**提示された文章:**

------------------------

横綱-外国人初の横綱-曙太郎

外国人初の横綱曙太郎

横綱が書いた「横綱」

今回は大相撲に関する書籍をご紹介させて頂きたいと思います。

今回ご紹介するのは、第64代横綱曙太朗氏が書いた書籍その名も、、、

「横綱」

横綱が書いた横綱。ややこしいサブタイトルもなく、まさにそのまんまのタイトルです。

ネットで探そうとすると「曙」と「横綱」がキーワードになりますので、なかなかに困難な一冊です(笑)。

曙が語る真情

現在と同じように相撲人気が高かった曙貴時代・若貴フィーバーの頃、それに便乗した相撲関連の特番や出版物も多かったのですが、曙や若乃花、貴乃花といった当人同士は、現役時代土俵外での交わりがほとんどなく、現在の心境やお互いの存在について自ら語ることがほとんどありませんでした。

------------------------

**抽出データ:**
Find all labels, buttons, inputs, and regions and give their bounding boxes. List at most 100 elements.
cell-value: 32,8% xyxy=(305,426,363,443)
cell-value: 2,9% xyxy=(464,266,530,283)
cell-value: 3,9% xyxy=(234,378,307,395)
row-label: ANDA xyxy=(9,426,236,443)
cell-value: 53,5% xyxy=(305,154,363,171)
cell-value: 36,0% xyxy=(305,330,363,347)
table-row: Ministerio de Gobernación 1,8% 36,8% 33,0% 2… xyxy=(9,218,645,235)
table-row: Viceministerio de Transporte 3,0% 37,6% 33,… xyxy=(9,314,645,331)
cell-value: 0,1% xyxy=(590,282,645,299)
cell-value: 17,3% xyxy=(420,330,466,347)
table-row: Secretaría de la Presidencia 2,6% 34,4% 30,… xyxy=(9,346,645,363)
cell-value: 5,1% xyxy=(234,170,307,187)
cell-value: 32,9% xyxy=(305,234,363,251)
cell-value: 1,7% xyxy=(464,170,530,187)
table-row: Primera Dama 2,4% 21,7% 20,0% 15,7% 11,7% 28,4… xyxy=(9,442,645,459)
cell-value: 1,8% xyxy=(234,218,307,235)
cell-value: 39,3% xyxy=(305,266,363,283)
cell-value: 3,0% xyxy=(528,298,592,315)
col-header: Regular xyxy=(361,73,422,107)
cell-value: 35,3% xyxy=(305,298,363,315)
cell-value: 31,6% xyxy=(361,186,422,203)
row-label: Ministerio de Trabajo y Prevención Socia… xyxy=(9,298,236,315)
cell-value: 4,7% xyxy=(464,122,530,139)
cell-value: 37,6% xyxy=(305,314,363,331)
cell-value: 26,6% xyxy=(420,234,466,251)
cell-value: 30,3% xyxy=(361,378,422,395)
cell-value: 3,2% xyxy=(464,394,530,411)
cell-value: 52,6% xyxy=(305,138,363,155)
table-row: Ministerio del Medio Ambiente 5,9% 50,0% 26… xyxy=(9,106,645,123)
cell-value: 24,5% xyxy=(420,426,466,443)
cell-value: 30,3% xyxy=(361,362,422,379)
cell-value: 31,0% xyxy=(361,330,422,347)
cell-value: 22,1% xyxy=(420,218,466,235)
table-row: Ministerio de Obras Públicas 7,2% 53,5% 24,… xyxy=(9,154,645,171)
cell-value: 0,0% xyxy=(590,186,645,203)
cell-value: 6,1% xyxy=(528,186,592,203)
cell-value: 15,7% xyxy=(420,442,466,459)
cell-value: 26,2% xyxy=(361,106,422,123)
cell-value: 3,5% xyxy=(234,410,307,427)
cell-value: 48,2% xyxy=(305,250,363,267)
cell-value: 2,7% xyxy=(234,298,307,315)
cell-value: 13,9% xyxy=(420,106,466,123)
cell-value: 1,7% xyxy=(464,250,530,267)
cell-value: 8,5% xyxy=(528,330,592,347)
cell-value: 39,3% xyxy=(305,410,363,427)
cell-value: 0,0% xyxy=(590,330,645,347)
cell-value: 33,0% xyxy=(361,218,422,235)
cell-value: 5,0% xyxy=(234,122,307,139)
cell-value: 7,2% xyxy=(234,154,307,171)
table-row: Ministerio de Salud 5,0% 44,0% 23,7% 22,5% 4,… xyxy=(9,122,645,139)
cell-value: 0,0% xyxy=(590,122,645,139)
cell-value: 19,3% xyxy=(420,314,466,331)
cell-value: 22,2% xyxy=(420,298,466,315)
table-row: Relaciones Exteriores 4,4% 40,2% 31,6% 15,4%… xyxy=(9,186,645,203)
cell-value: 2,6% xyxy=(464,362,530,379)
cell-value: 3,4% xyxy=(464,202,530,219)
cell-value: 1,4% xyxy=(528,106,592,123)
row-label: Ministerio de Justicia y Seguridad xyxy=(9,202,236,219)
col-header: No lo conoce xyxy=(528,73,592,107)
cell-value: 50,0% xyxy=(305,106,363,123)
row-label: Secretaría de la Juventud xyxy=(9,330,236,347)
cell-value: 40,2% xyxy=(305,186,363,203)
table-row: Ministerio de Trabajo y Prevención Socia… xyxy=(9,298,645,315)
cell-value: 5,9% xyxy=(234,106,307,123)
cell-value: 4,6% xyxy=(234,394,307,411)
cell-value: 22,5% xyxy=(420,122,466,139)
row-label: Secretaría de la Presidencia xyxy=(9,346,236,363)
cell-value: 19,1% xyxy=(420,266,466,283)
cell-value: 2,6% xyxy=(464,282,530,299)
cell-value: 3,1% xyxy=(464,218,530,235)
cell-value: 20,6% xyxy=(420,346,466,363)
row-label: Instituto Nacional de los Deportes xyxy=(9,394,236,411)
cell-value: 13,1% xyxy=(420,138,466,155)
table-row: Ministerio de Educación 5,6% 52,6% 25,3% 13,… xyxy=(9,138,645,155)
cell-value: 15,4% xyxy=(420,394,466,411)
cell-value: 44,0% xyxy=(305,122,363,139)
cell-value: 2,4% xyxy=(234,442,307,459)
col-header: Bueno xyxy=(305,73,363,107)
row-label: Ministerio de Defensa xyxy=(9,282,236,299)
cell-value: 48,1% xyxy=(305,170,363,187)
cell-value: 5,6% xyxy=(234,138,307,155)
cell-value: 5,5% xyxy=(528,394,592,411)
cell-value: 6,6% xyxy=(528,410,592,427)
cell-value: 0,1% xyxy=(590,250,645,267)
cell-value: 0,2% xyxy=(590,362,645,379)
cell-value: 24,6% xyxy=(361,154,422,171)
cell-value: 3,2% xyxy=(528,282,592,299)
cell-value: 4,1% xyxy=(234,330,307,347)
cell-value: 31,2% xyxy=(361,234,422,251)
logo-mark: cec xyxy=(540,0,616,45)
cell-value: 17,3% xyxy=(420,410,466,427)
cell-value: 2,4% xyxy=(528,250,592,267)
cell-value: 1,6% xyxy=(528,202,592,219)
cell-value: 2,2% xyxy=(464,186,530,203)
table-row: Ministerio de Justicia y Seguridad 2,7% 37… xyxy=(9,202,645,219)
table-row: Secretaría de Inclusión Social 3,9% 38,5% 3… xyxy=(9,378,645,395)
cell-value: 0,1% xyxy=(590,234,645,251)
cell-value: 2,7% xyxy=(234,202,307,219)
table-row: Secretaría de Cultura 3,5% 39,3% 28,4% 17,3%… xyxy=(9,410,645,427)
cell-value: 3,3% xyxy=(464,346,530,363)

------------------------

**実施する課題:**
相撲の書籍紹介文によると、書籍「横綱」を書いたのは第何代横綱ですか。 データは相撲の書籍紹介文とは無関係です。

**正しい結果:**
第64代横綱です。